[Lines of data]
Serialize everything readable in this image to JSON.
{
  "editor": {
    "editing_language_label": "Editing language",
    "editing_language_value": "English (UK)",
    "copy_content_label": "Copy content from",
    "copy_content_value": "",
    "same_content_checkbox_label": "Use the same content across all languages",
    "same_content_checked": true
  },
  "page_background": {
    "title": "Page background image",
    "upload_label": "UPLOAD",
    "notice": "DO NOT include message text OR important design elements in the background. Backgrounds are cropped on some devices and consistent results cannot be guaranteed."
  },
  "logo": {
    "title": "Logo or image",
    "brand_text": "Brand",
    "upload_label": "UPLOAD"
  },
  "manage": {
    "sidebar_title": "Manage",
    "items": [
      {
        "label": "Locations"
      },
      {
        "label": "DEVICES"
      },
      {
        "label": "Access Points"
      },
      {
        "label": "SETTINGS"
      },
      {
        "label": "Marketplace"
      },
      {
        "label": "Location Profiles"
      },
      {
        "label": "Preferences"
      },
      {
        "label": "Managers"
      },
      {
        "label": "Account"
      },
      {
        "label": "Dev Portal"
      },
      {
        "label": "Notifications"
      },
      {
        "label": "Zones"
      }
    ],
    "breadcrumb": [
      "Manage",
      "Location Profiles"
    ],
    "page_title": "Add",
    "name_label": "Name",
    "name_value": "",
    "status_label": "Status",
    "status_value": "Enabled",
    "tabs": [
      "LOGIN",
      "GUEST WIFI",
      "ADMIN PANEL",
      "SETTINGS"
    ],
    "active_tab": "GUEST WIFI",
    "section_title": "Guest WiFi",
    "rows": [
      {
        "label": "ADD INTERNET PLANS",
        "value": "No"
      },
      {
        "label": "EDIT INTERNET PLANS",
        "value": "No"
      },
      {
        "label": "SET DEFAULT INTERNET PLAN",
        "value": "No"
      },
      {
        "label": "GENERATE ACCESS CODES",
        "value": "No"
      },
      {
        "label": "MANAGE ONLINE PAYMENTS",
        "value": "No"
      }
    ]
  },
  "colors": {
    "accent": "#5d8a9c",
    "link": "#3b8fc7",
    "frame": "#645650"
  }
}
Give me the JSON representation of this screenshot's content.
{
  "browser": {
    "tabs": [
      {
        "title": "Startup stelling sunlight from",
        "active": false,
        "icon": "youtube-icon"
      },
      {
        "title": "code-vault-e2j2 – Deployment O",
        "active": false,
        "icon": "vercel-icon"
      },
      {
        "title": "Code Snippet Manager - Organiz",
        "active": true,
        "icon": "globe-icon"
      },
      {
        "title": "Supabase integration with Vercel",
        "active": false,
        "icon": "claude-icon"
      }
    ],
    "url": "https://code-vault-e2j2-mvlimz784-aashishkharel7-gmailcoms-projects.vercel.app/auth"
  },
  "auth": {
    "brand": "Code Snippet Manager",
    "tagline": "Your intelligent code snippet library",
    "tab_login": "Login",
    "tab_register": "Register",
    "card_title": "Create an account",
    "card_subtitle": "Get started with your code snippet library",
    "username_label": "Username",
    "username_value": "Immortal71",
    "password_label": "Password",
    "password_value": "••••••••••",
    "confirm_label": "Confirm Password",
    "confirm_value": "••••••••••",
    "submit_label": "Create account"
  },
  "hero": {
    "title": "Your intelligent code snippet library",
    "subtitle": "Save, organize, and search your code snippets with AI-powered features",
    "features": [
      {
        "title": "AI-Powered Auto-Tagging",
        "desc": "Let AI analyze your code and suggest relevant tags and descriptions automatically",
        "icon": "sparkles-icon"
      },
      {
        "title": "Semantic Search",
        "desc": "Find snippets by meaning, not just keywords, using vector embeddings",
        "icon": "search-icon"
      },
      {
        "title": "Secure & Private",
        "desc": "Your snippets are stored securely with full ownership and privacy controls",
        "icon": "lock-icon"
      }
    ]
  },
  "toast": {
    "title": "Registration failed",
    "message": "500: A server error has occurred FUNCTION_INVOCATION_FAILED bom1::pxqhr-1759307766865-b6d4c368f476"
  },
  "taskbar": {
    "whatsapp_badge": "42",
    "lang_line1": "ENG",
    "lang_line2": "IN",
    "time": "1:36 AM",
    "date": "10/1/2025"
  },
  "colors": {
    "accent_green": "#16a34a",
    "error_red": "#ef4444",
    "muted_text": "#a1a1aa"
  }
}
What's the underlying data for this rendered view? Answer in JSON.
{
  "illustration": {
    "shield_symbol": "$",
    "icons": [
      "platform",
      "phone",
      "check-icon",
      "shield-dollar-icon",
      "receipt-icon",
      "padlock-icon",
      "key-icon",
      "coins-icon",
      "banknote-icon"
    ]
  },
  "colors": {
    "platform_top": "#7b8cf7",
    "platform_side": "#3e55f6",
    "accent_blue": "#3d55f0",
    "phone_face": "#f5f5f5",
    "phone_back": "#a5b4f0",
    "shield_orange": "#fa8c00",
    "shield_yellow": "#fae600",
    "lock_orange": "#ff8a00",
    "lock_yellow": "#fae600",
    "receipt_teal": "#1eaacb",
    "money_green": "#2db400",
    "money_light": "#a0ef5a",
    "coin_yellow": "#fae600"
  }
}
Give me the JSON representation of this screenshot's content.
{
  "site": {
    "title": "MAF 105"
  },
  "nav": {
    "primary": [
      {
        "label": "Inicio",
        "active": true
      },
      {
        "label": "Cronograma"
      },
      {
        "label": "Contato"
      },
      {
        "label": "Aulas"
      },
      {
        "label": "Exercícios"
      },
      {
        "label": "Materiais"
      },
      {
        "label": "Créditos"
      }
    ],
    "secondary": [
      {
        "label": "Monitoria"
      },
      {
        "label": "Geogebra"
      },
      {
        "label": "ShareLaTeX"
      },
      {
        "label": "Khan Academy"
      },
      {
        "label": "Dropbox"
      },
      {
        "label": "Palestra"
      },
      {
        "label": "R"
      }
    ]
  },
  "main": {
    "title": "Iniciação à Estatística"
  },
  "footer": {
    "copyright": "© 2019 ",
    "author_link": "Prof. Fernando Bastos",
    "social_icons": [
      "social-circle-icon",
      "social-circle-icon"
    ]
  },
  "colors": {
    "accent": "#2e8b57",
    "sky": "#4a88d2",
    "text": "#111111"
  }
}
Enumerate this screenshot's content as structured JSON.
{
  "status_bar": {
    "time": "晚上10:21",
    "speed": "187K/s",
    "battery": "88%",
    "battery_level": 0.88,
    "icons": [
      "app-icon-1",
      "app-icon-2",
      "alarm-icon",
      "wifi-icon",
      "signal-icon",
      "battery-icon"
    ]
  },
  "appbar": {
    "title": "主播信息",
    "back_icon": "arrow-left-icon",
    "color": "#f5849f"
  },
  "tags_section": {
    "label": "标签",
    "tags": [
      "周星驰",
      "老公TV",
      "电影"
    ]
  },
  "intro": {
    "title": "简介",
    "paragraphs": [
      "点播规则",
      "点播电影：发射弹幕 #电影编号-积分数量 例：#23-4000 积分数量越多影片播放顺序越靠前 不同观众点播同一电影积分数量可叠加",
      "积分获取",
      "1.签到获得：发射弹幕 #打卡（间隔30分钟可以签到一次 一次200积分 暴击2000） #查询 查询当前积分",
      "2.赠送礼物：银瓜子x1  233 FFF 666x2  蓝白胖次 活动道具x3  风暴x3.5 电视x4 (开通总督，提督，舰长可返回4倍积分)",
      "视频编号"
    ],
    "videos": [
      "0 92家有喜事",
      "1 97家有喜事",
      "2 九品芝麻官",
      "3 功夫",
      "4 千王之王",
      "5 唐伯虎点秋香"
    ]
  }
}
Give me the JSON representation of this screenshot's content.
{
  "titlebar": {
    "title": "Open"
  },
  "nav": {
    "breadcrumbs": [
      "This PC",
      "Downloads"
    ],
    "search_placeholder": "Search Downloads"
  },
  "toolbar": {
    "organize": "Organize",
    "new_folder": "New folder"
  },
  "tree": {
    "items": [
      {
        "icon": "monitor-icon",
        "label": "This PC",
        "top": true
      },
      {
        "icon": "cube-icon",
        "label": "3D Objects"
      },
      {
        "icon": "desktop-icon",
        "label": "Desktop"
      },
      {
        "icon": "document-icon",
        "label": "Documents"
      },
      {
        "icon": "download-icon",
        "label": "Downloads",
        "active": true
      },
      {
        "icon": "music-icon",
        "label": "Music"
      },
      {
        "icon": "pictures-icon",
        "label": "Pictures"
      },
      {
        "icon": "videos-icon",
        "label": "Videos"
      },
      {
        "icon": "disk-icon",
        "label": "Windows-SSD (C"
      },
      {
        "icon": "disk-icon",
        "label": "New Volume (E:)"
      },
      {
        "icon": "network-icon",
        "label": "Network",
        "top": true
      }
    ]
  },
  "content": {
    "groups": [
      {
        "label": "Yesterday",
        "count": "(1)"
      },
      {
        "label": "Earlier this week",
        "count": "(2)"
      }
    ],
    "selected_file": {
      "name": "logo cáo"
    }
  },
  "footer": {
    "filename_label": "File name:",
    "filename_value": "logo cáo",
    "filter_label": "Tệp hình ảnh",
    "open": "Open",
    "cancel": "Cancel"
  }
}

### TASK TO CARRY OUT
How many lines in the listing above contain "vault"? Answer with the number alone.

### WRITTEN SOLUTION
2